> What you are asked to do
Exclude all pictures, then copy each of the records exactly as written.

↓

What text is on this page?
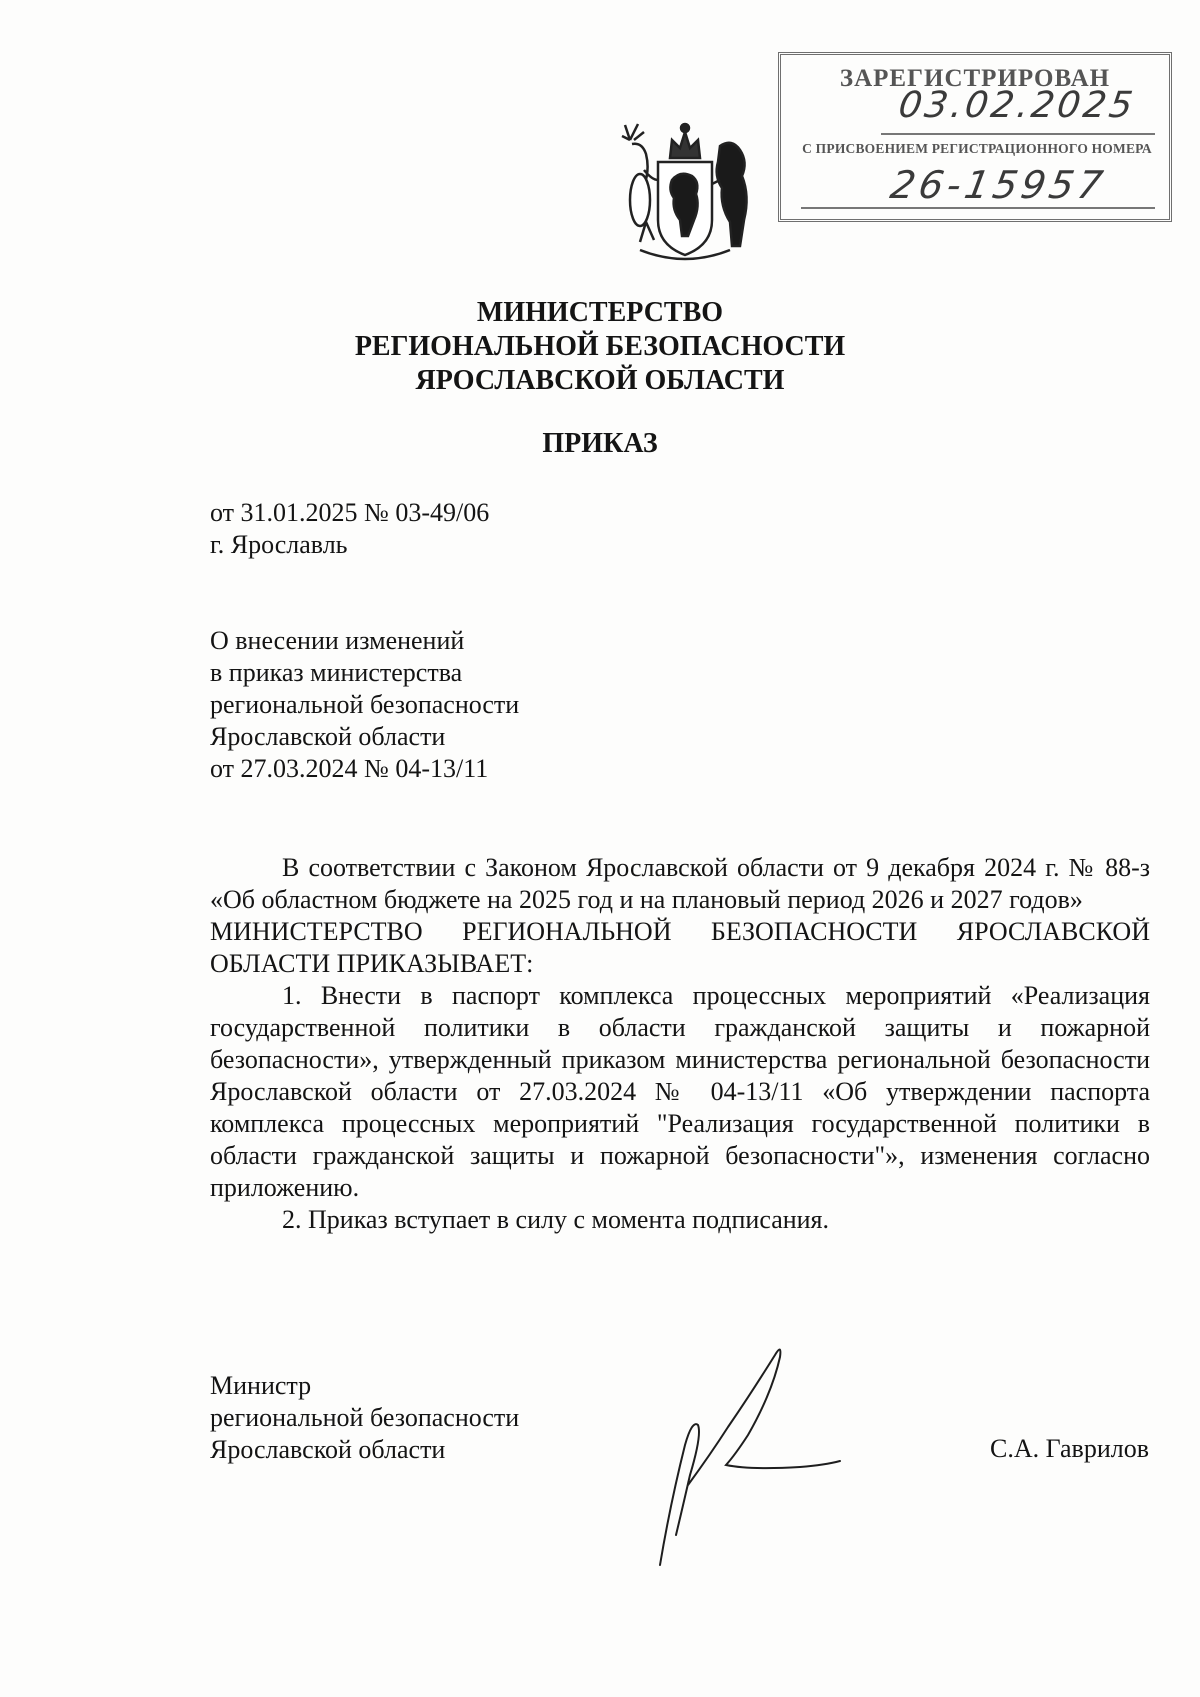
ЗАРЕГИСТРИРОВАН
03.02.2025
С ПРИСВОЕНИЕМ РЕГИСТРАЦИОННОГО НОМЕРА
26-15957
МИНИСТЕРСТВО
РЕГИОНАЛЬНОЙ БЕЗОПАСНОСТИ
ЯРОСЛАВСКОЙ ОБЛАСТИ
ПРИКАЗ
от 31.01.2025 № 03-49/06
г. Ярославль
О внесении изменений
в приказ министерства
региональной безопасности
Ярославской области
от 27.03.2024 № 04-13/11

В соответствии с Законом Ярославской области от 9 декабря 2024 г. № 88-з «Об областном бюджете на 2025 год и на плановый период 2026 и 2027 годов»

МИНИСТЕРСТВО РЕГИОНАЛЬНОЙ БЕЗОПАСНОСТИ ЯРОСЛАВСКОЙ ОБЛАСТИ ПРИКАЗЫВАЕТ:

1. Внести в паспорт комплекса процессных мероприятий «Реализация государственной политики в области гражданской защиты и пожарной безопасности», утвержденный приказом министерства региональной безопасности Ярославской области от 27.03.2024 № 04-13/11 «Об утверждении паспорта комплекса процессных мероприятий "Реализация государственной политики в области гражданской защиты и пожарной безопасности"», изменения согласно приложению.

2. Приказ вступает в силу с момента подписания.

Министр
региональной безопасности
Ярославской области	С.А. Гаврилов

↑

> Written answer
What text is on this page?
ЗАРЕГИСТРИРОВАН
03.02.2025
С ПРИСВОЕНИЕМ РЕГИСТРАЦИОННОГО НОМЕРА
26-15957
МИНИСТЕРСТВО
РЕГИОНАЛЬНОЙ БЕЗОПАСНОСТИ
ЯРОСЛАВСКОЙ ОБЛАСТИ
ПРИКАЗ
от 31.01.2025 № 03-49/06
г. Ярославль
О внесении изменений
в приказ министерства
региональной безопасности
Ярославской области
от 27.03.2024 № 04-13/11

В соответствии с Законом Ярославской области от 9 декабря 2024 г. № 88-з «Об областном бюджете на 2025 год и на плановый период 2026 и 2027 годов»

МИНИСТЕРСТВО РЕГИОНАЛЬНОЙ БЕЗОПАСНОСТИ ЯРОСЛАВСКОЙ ОБЛАСТИ ПРИКАЗЫВАЕТ:

1. Внести в паспорт комплекса процессных мероприятий «Реализация государственной политики в области гражданской защиты и пожарной безопасности», утвержденный приказом министерства региональной безопасности Ярославской области от 27.03.2024 № 04-13/11 «Об утверждении паспорта комплекса процессных мероприятий "Реализация государственной политики в области гражданской защиты и пожарной безопасности"», изменения согласно приложению.

2. Приказ вступает в силу с момента подписания.

Министр
региональной безопасности
Ярославской области	С.А. Гаврилов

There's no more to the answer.